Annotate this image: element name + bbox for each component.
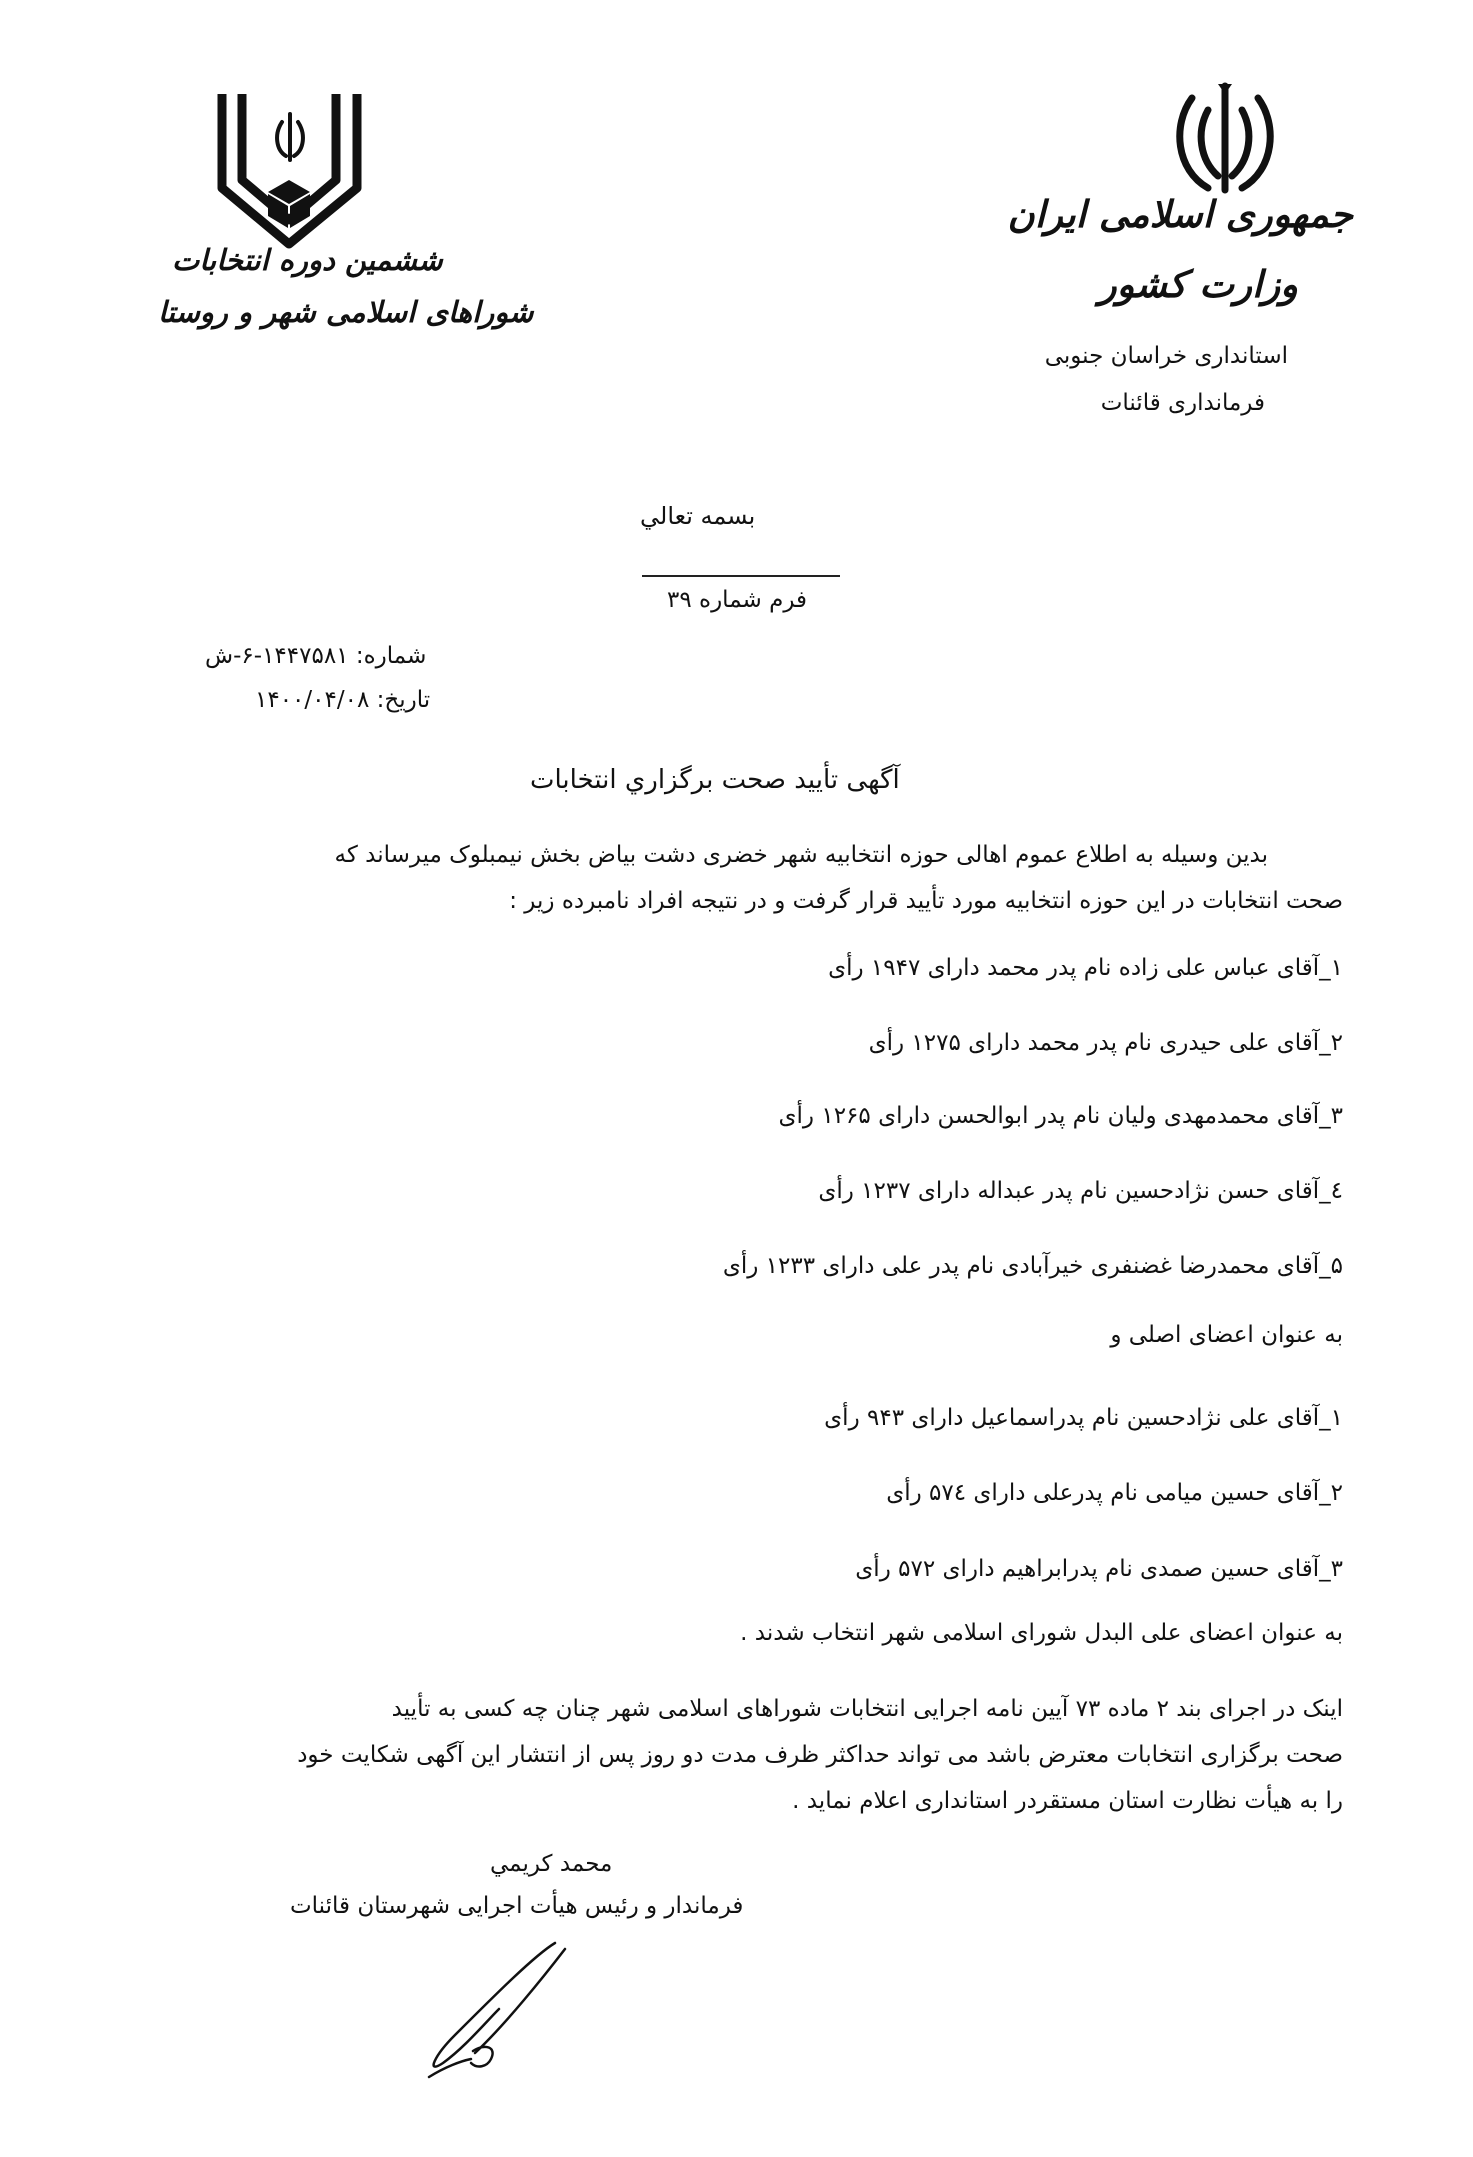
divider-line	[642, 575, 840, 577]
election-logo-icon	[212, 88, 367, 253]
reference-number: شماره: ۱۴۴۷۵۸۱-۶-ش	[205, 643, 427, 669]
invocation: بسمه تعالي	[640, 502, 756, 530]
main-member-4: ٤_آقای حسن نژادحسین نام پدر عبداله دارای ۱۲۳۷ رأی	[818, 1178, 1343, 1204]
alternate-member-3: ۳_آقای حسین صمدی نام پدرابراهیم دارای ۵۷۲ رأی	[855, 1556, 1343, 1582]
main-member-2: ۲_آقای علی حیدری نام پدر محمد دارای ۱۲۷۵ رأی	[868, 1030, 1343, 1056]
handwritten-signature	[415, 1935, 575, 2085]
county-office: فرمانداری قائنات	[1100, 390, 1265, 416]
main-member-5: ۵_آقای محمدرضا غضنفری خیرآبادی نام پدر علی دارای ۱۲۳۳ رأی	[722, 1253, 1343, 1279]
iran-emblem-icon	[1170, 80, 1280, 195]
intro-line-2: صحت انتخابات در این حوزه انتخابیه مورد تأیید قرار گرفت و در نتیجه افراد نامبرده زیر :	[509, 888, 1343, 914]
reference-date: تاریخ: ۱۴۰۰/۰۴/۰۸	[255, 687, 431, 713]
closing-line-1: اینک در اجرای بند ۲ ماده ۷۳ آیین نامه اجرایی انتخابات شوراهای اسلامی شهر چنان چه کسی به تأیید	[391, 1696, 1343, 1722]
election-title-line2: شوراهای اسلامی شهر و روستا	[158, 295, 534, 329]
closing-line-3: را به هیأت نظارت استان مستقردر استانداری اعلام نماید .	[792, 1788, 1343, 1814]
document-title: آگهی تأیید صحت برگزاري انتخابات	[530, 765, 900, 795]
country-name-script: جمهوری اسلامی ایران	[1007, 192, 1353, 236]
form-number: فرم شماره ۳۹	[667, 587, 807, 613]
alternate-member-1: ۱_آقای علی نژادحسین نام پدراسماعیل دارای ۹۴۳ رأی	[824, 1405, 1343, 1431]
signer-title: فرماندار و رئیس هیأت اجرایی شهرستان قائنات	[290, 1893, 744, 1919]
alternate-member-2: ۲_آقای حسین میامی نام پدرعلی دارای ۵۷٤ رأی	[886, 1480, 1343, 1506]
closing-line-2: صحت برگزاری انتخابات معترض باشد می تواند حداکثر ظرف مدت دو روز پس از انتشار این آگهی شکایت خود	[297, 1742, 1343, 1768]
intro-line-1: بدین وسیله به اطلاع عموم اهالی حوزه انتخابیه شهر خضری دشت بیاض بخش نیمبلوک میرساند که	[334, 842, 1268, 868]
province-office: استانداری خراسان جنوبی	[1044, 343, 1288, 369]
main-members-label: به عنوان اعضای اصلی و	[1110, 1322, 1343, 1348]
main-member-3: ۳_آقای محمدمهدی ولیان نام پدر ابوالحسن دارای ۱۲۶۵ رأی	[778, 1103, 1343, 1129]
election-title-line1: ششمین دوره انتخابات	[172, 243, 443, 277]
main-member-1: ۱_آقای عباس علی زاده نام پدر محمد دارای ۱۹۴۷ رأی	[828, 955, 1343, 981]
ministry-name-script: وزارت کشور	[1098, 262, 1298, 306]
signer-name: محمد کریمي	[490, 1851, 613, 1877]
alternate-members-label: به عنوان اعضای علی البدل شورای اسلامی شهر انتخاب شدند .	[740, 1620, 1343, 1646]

━━━━━━━━━━

### Your goal:
Can you revise the material above so that "handwritten-signature" becomes "signature-image" and everything else stays the same, leaving the picture out of your answer?

### Result:
Annotate this image: element name + bbox for each component.
divider-line	[642, 575, 840, 577]
election-logo-icon	[212, 88, 367, 253]
reference-number: شماره: ۱۴۴۷۵۸۱-۶-ش	[205, 643, 427, 669]
invocation: بسمه تعالي	[640, 502, 756, 530]
main-member-4: ٤_آقای حسن نژادحسین نام پدر عبداله دارای ۱۲۳۷ رأی	[818, 1178, 1343, 1204]
alternate-member-3: ۳_آقای حسین صمدی نام پدرابراهیم دارای ۵۷۲ رأی	[855, 1556, 1343, 1582]
main-member-2: ۲_آقای علی حیدری نام پدر محمد دارای ۱۲۷۵ رأی	[868, 1030, 1343, 1056]
signature-image	[415, 1935, 575, 2085]
county-office: فرمانداری قائنات	[1100, 390, 1265, 416]
main-member-5: ۵_آقای محمدرضا غضنفری خیرآبادی نام پدر علی دارای ۱۲۳۳ رأی	[722, 1253, 1343, 1279]
iran-emblem-icon	[1170, 80, 1280, 195]
intro-line-2: صحت انتخابات در این حوزه انتخابیه مورد تأیید قرار گرفت و در نتیجه افراد نامبرده زیر :	[509, 888, 1343, 914]
reference-date: تاریخ: ۱۴۰۰/۰۴/۰۸	[255, 687, 431, 713]
closing-line-1: اینک در اجرای بند ۲ ماده ۷۳ آیین نامه اجرایی انتخابات شوراهای اسلامی شهر چنان چه کسی به تأیید	[391, 1696, 1343, 1722]
election-title-line2: شوراهای اسلامی شهر و روستا	[158, 295, 534, 329]
closing-line-3: را به هیأت نظارت استان مستقردر استانداری اعلام نماید .	[792, 1788, 1343, 1814]
document-title: آگهی تأیید صحت برگزاري انتخابات	[530, 765, 900, 795]
country-name-script: جمهوری اسلامی ایران	[1007, 192, 1353, 236]
form-number: فرم شماره ۳۹	[667, 587, 807, 613]
alternate-member-1: ۱_آقای علی نژادحسین نام پدراسماعیل دارای ۹۴۳ رأی	[824, 1405, 1343, 1431]
signer-title: فرماندار و رئیس هیأت اجرایی شهرستان قائنات	[290, 1893, 744, 1919]
alternate-member-2: ۲_آقای حسین میامی نام پدرعلی دارای ۵۷٤ رأی	[886, 1480, 1343, 1506]
closing-line-2: صحت برگزاری انتخابات معترض باشد می تواند حداکثر ظرف مدت دو روز پس از انتشار این آگهی شکایت خود	[297, 1742, 1343, 1768]
intro-line-1: بدین وسیله به اطلاع عموم اهالی حوزه انتخابیه شهر خضری دشت بیاض بخش نیمبلوک میرساند که	[334, 842, 1268, 868]
province-office: استانداری خراسان جنوبی	[1044, 343, 1288, 369]
main-members-label: به عنوان اعضای اصلی و	[1110, 1322, 1343, 1348]
main-member-3: ۳_آقای محمدمهدی ولیان نام پدر ابوالحسن دارای ۱۲۶۵ رأی	[778, 1103, 1343, 1129]
election-title-line1: ششمین دوره انتخابات	[172, 243, 443, 277]
main-member-1: ۱_آقای عباس علی زاده نام پدر محمد دارای ۱۹۴۷ رأی	[828, 955, 1343, 981]
ministry-name-script: وزارت کشور	[1098, 262, 1298, 306]
signer-name: محمد کریمي	[490, 1851, 613, 1877]
alternate-members-label: به عنوان اعضای علی البدل شورای اسلامی شهر انتخاب شدند .	[740, 1620, 1343, 1646]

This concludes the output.